• _Exercise_
Give every line of the material again, exactly as written.

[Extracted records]
====

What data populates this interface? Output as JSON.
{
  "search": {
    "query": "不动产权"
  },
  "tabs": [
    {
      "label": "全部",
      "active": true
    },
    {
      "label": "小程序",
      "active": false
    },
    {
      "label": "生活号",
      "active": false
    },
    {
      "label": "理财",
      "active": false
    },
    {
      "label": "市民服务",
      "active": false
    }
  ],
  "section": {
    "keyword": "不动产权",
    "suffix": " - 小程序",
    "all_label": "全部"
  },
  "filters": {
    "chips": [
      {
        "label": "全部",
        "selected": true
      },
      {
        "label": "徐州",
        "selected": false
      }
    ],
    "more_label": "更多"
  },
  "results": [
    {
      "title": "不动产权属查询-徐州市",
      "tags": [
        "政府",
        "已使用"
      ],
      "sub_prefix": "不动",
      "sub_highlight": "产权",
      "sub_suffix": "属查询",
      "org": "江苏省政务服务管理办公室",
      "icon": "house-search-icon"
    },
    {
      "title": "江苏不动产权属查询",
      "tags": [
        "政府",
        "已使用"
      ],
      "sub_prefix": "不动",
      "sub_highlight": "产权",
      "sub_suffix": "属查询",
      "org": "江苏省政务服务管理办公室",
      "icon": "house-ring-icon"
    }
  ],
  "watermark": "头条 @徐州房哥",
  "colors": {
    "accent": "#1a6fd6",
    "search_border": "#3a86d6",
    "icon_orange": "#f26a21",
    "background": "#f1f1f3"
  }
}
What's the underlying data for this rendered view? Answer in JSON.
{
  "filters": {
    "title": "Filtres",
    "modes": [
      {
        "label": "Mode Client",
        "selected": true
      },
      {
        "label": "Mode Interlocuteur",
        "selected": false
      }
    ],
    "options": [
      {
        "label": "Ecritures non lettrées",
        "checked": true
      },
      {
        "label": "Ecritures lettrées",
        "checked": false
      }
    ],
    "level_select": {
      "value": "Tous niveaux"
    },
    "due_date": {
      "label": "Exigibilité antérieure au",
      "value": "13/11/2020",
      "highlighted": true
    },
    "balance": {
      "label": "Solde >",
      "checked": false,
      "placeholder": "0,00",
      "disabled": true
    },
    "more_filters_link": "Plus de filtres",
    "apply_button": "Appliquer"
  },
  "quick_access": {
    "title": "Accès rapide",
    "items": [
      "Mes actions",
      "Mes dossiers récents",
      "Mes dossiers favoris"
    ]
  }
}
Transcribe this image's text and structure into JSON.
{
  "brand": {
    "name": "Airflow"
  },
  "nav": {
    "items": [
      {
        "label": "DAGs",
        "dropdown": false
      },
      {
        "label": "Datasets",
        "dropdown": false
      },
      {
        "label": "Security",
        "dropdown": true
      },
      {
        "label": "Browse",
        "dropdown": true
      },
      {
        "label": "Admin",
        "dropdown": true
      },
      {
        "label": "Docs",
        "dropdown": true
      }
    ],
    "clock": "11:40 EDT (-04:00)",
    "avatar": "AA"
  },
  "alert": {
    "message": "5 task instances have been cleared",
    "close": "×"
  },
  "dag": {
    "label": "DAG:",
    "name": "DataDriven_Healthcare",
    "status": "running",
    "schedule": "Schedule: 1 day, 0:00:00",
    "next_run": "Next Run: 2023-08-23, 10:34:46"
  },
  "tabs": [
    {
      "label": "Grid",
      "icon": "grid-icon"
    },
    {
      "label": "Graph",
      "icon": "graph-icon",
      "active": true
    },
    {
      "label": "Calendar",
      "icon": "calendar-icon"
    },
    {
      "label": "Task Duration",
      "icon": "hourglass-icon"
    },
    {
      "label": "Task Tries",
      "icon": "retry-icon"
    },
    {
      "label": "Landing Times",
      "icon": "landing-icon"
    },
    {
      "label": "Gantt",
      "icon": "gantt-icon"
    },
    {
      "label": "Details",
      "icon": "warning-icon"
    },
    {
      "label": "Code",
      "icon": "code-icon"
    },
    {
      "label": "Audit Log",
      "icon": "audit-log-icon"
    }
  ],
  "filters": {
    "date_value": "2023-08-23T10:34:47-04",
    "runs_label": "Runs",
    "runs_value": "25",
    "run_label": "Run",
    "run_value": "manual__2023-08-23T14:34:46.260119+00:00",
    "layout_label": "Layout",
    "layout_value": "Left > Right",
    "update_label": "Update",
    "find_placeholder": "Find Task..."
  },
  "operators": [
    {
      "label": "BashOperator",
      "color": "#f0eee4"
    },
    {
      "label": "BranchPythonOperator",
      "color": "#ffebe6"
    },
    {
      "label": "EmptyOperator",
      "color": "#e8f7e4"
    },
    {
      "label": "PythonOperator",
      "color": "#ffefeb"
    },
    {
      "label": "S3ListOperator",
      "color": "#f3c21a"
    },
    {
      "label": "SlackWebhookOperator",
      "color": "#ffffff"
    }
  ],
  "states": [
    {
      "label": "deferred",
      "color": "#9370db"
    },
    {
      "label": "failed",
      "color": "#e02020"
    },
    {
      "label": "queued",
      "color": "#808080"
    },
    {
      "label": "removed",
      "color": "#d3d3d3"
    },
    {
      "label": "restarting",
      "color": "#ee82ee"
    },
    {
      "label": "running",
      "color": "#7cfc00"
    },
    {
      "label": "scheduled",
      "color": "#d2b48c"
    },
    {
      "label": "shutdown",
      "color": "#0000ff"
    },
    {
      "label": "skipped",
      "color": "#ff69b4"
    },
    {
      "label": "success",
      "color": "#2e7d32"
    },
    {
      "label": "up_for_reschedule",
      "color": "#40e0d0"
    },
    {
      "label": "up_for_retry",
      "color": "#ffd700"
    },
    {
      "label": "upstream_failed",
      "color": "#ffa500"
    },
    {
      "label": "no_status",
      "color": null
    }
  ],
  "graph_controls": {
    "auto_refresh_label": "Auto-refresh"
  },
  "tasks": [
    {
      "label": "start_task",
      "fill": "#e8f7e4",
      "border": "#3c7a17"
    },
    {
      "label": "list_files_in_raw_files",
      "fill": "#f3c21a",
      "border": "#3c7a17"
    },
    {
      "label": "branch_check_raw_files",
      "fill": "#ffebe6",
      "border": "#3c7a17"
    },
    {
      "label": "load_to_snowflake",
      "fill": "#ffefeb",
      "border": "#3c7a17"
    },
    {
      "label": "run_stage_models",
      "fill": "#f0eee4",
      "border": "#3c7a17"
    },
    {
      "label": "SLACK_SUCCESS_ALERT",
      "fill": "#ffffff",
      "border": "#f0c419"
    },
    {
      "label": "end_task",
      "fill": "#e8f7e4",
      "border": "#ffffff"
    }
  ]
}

====

• _Solution to this problem_
What data populates this interface? Output as JSON.
{
  "search": {
    "query": "不动产权"
  },
  "tabs": [
    {
      "label": "全部",
      "active": true
    },
    {
      "label": "小程序",
      "active": false
    },
    {
      "label": "生活号",
      "active": false
    },
    {
      "label": "理财",
      "active": false
    },
    {
      "label": "市民服务",
      "active": false
    }
  ],
  "section": {
    "keyword": "不动产权",
    "suffix": " - 小程序",
    "all_label": "全部"
  },
  "filters": {
    "chips": [
      {
        "label": "全部",
        "selected": true
      },
      {
        "label": "徐州",
        "selected": false
      }
    ],
    "more_label": "更多"
  },
  "results": [
    {
      "title": "不动产权属查询-徐州市",
      "tags": [
        "政府",
        "已使用"
      ],
      "sub_prefix": "不动",
      "sub_highlight": "产权",
      "sub_suffix": "属查询",
      "org": "江苏省政务服务管理办公室",
      "icon": "house-search-icon"
    },
    {
      "title": "江苏不动产权属查询",
      "tags": [
        "政府",
        "已使用"
      ],
      "sub_prefix": "不动",
      "sub_highlight": "产权",
      "sub_suffix": "属查询",
      "org": "江苏省政务服务管理办公室",
      "icon": "house-ring-icon"
    }
  ],
  "watermark": "头条 @徐州房哥",
  "colors": {
    "accent": "#1a6fd6",
    "search_border": "#3a86d6",
    "icon_orange": "#f26a21",
    "background": "#f1f1f3"
  }
}
What's the underlying data for this rendered view? Answer in JSON.
{
  "filters": {
    "title": "Filtres",
    "modes": [
      {
        "label": "Mode Client",
        "selected": true
      },
      {
        "label": "Mode Interlocuteur",
        "selected": false
      }
    ],
    "options": [
      {
        "label": "Ecritures non lettrées",
        "checked": true
      },
      {
        "label": "Ecritures lettrées",
        "checked": false
      }
    ],
    "level_select": {
      "value": "Tous niveaux"
    },
    "due_date": {
      "label": "Exigibilité antérieure au",
      "value": "13/11/2020",
      "highlighted": true
    },
    "balance": {
      "label": "Solde >",
      "checked": false,
      "placeholder": "0,00",
      "disabled": true
    },
    "more_filters_link": "Plus de filtres",
    "apply_button": "Appliquer"
  },
  "quick_access": {
    "title": "Accès rapide",
    "items": [
      "Mes actions",
      "Mes dossiers récents",
      "Mes dossiers favoris"
    ]
  }
}
Transcribe this image's text and structure into JSON.
{
  "brand": {
    "name": "Airflow"
  },
  "nav": {
    "items": [
      {
        "label": "DAGs",
        "dropdown": false
      },
      {
        "label": "Datasets",
        "dropdown": false
      },
      {
        "label": "Security",
        "dropdown": true
      },
      {
        "label": "Browse",
        "dropdown": true
      },
      {
        "label": "Admin",
        "dropdown": true
      },
      {
        "label": "Docs",
        "dropdown": true
      }
    ],
    "clock": "11:40 EDT (-04:00)",
    "avatar": "AA"
  },
  "alert": {
    "message": "5 task instances have been cleared",
    "close": "×"
  },
  "dag": {
    "label": "DAG:",
    "name": "DataDriven_Healthcare",
    "status": "running",
    "schedule": "Schedule: 1 day, 0:00:00",
    "next_run": "Next Run: 2023-08-23, 10:34:46"
  },
  "tabs": [
    {
      "label": "Grid",
      "icon": "grid-icon"
    },
    {
      "label": "Graph",
      "icon": "graph-icon",
      "active": true
    },
    {
      "label": "Calendar",
      "icon": "calendar-icon"
    },
    {
      "label": "Task Duration",
      "icon": "hourglass-icon"
    },
    {
      "label": "Task Tries",
      "icon": "retry-icon"
    },
    {
      "label": "Landing Times",
      "icon": "landing-icon"
    },
    {
      "label": "Gantt",
      "icon": "gantt-icon"
    },
    {
      "label": "Details",
      "icon": "warning-icon"
    },
    {
      "label": "Code",
      "icon": "code-icon"
    },
    {
      "label": "Audit Log",
      "icon": "audit-log-icon"
    }
  ],
  "filters": {
    "date_value": "2023-08-23T10:34:47-04",
    "runs_label": "Runs",
    "runs_value": "25",
    "run_label": "Run",
    "run_value": "manual__2023-08-23T14:34:46.260119+00:00",
    "layout_label": "Layout",
    "layout_value": "Left > Right",
    "update_label": "Update",
    "find_placeholder": "Find Task..."
  },
  "operators": [
    {
      "label": "BashOperator",
      "color": "#f0eee4"
    },
    {
      "label": "BranchPythonOperator",
      "color": "#ffebe6"
    },
    {
      "label": "EmptyOperator",
      "color": "#e8f7e4"
    },
    {
      "label": "PythonOperator",
      "color": "#ffefeb"
    },
    {
      "label": "S3ListOperator",
      "color": "#f3c21a"
    },
    {
      "label": "SlackWebhookOperator",
      "color": "#ffffff"
    }
  ],
  "states": [
    {
      "label": "deferred",
      "color": "#9370db"
    },
    {
      "label": "failed",
      "color": "#e02020"
    },
    {
      "label": "queued",
      "color": "#808080"
    },
    {
      "label": "removed",
      "color": "#d3d3d3"
    },
    {
      "label": "restarting",
      "color": "#ee82ee"
    },
    {
      "label": "running",
      "color": "#7cfc00"
    },
    {
      "label": "scheduled",
      "color": "#d2b48c"
    },
    {
      "label": "shutdown",
      "color": "#0000ff"
    },
    {
      "label": "skipped",
      "color": "#ff69b4"
    },
    {
      "label": "success",
      "color": "#2e7d32"
    },
    {
      "label": "up_for_reschedule",
      "color": "#40e0d0"
    },
    {
      "label": "up_for_retry",
      "color": "#ffd700"
    },
    {
      "label": "upstream_failed",
      "color": "#ffa500"
    },
    {
      "label": "no_status",
      "color": null
    }
  ],
  "graph_controls": {
    "auto_refresh_label": "Auto-refresh"
  },
  "tasks": [
    {
      "label": "start_task",
      "fill": "#e8f7e4",
      "border": "#3c7a17"
    },
    {
      "label": "list_files_in_raw_files",
      "fill": "#f3c21a",
      "border": "#3c7a17"
    },
    {
      "label": "branch_check_raw_files",
      "fill": "#ffebe6",
      "border": "#3c7a17"
    },
    {
      "label": "load_to_snowflake",
      "fill": "#ffefeb",
      "border": "#3c7a17"
    },
    {
      "label": "run_stage_models",
      "fill": "#f0eee4",
      "border": "#3c7a17"
    },
    {
      "label": "SLACK_SUCCESS_ALERT",
      "fill": "#ffffff",
      "border": "#f0c419"
    },
    {
      "label": "end_task",
      "fill": "#e8f7e4",
      "border": "#ffffff"
    }
  ]
}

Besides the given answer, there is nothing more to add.